--- BEGIN ---
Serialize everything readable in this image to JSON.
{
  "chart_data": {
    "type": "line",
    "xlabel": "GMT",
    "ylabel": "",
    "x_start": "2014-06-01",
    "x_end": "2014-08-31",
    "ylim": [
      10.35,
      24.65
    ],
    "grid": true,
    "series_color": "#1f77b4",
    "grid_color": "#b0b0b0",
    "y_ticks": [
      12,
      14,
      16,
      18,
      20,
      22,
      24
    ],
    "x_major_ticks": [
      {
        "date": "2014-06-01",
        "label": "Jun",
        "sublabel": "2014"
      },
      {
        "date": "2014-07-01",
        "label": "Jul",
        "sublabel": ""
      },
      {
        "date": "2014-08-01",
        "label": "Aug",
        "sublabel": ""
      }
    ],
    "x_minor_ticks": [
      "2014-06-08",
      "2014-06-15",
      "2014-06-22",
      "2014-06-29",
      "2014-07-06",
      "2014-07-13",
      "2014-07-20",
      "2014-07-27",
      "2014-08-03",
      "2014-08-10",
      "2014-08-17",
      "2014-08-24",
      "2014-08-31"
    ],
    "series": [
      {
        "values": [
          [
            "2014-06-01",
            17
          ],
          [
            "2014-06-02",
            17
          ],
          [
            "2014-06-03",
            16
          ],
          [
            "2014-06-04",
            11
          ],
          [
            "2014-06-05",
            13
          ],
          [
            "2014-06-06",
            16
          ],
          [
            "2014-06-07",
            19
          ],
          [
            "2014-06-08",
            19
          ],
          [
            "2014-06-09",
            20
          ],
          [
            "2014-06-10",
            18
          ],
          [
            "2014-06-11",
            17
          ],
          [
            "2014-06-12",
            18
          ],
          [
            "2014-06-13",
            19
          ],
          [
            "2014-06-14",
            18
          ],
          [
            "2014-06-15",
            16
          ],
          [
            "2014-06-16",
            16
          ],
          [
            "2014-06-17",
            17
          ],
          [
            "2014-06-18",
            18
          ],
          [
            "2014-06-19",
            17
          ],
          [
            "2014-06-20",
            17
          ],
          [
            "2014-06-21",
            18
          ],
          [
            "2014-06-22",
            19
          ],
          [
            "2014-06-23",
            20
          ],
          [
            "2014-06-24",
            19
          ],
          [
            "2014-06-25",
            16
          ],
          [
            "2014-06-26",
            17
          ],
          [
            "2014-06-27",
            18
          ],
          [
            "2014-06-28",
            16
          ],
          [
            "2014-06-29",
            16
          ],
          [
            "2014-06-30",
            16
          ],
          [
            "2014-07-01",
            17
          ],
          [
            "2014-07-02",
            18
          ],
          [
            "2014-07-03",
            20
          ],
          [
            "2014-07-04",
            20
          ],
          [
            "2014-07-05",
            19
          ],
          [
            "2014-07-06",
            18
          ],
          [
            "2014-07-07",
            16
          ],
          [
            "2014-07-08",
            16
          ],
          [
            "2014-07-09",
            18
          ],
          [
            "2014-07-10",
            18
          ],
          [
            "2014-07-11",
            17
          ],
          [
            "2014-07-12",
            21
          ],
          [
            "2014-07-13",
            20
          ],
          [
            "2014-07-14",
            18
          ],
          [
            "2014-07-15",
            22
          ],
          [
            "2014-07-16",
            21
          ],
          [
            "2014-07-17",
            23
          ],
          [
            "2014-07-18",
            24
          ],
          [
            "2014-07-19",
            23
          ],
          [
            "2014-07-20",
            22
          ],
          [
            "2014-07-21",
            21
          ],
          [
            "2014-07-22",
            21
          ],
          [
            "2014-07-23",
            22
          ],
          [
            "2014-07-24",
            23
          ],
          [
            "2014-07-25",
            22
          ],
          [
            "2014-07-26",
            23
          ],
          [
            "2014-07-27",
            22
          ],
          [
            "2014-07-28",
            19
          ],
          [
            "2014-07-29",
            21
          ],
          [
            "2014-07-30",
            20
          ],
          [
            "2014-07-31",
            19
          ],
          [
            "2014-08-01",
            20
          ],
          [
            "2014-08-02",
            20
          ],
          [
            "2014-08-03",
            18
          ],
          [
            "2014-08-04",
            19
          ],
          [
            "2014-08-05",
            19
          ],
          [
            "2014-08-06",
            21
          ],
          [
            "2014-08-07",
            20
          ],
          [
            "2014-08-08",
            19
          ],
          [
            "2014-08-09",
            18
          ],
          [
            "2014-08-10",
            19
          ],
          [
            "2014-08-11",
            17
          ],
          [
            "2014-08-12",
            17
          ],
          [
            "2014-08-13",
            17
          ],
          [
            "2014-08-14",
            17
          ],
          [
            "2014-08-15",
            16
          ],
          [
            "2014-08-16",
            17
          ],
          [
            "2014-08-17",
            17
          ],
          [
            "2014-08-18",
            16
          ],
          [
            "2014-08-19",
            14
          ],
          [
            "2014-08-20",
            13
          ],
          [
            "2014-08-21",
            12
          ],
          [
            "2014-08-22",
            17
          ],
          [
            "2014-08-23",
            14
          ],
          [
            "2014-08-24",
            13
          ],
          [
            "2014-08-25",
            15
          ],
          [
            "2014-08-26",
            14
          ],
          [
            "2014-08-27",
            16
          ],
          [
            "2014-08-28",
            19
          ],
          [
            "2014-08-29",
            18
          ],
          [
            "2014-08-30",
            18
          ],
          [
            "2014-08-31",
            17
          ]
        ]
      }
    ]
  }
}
--- END ---
Repeat the entries shown above, every one, word for word.

Answer to this problem ▸
Serialize everything readable in this image to JSON.
{
  "chart_data": {
    "type": "line",
    "xlabel": "GMT",
    "ylabel": "",
    "x_start": "2014-06-01",
    "x_end": "2014-08-31",
    "ylim": [
      10.35,
      24.65
    ],
    "grid": true,
    "series_color": "#1f77b4",
    "grid_color": "#b0b0b0",
    "y_ticks": [
      12,
      14,
      16,
      18,
      20,
      22,
      24
    ],
    "x_major_ticks": [
      {
        "date": "2014-06-01",
        "label": "Jun",
        "sublabel": "2014"
      },
      {
        "date": "2014-07-01",
        "label": "Jul",
        "sublabel": ""
      },
      {
        "date": "2014-08-01",
        "label": "Aug",
        "sublabel": ""
      }
    ],
    "x_minor_ticks": [
      "2014-06-08",
      "2014-06-15",
      "2014-06-22",
      "2014-06-29",
      "2014-07-06",
      "2014-07-13",
      "2014-07-20",
      "2014-07-27",
      "2014-08-03",
      "2014-08-10",
      "2014-08-17",
      "2014-08-24",
      "2014-08-31"
    ],
    "series": [
      {
        "values": [
          [
            "2014-06-01",
            17
          ],
          [
            "2014-06-02",
            17
          ],
          [
            "2014-06-03",
            16
          ],
          [
            "2014-06-04",
            11
          ],
          [
            "2014-06-05",
            13
          ],
          [
            "2014-06-06",
            16
          ],
          [
            "2014-06-07",
            19
          ],
          [
            "2014-06-08",
            19
          ],
          [
            "2014-06-09",
            20
          ],
          [
            "2014-06-10",
            18
          ],
          [
            "2014-06-11",
            17
          ],
          [
            "2014-06-12",
            18
          ],
          [
            "2014-06-13",
            19
          ],
          [
            "2014-06-14",
            18
          ],
          [
            "2014-06-15",
            16
          ],
          [
            "2014-06-16",
            16
          ],
          [
            "2014-06-17",
            17
          ],
          [
            "2014-06-18",
            18
          ],
          [
            "2014-06-19",
            17
          ],
          [
            "2014-06-20",
            17
          ],
          [
            "2014-06-21",
            18
          ],
          [
            "2014-06-22",
            19
          ],
          [
            "2014-06-23",
            20
          ],
          [
            "2014-06-24",
            19
          ],
          [
            "2014-06-25",
            16
          ],
          [
            "2014-06-26",
            17
          ],
          [
            "2014-06-27",
            18
          ],
          [
            "2014-06-28",
            16
          ],
          [
            "2014-06-29",
            16
          ],
          [
            "2014-06-30",
            16
          ],
          [
            "2014-07-01",
            17
          ],
          [
            "2014-07-02",
            18
          ],
          [
            "2014-07-03",
            20
          ],
          [
            "2014-07-04",
            20
          ],
          [
            "2014-07-05",
            19
          ],
          [
            "2014-07-06",
            18
          ],
          [
            "2014-07-07",
            16
          ],
          [
            "2014-07-08",
            16
          ],
          [
            "2014-07-09",
            18
          ],
          [
            "2014-07-10",
            18
          ],
          [
            "2014-07-11",
            17
          ],
          [
            "2014-07-12",
            21
          ],
          [
            "2014-07-13",
            20
          ],
          [
            "2014-07-14",
            18
          ],
          [
            "2014-07-15",
            22
          ],
          [
            "2014-07-16",
            21
          ],
          [
            "2014-07-17",
            23
          ],
          [
            "2014-07-18",
            24
          ],
          [
            "2014-07-19",
            23
          ],
          [
            "2014-07-20",
            22
          ],
          [
            "2014-07-21",
            21
          ],
          [
            "2014-07-22",
            21
          ],
          [
            "2014-07-23",
            22
          ],
          [
            "2014-07-24",
            23
          ],
          [
            "2014-07-25",
            22
          ],
          [
            "2014-07-26",
            23
          ],
          [
            "2014-07-27",
            22
          ],
          [
            "2014-07-28",
            19
          ],
          [
            "2014-07-29",
            21
          ],
          [
            "2014-07-30",
            20
          ],
          [
            "2014-07-31",
            19
          ],
          [
            "2014-08-01",
            20
          ],
          [
            "2014-08-02",
            20
          ],
          [
            "2014-08-03",
            18
          ],
          [
            "2014-08-04",
            19
          ],
          [
            "2014-08-05",
            19
          ],
          [
            "2014-08-06",
            21
          ],
          [
            "2014-08-07",
            20
          ],
          [
            "2014-08-08",
            19
          ],
          [
            "2014-08-09",
            18
          ],
          [
            "2014-08-10",
            19
          ],
          [
            "2014-08-11",
            17
          ],
          [
            "2014-08-12",
            17
          ],
          [
            "2014-08-13",
            17
          ],
          [
            "2014-08-14",
            17
          ],
          [
            "2014-08-15",
            16
          ],
          [
            "2014-08-16",
            17
          ],
          [
            "2014-08-17",
            17
          ],
          [
            "2014-08-18",
            16
          ],
          [
            "2014-08-19",
            14
          ],
          [
            "2014-08-20",
            13
          ],
          [
            "2014-08-21",
            12
          ],
          [
            "2014-08-22",
            17
          ],
          [
            "2014-08-23",
            14
          ],
          [
            "2014-08-24",
            13
          ],
          [
            "2014-08-25",
            15
          ],
          [
            "2014-08-26",
            14
          ],
          [
            "2014-08-27",
            16
          ],
          [
            "2014-08-28",
            19
          ],
          [
            "2014-08-29",
            18
          ],
          [
            "2014-08-30",
            18
          ],
          [
            "2014-08-31",
            17
          ]
        ]
      }
    ]
  }
}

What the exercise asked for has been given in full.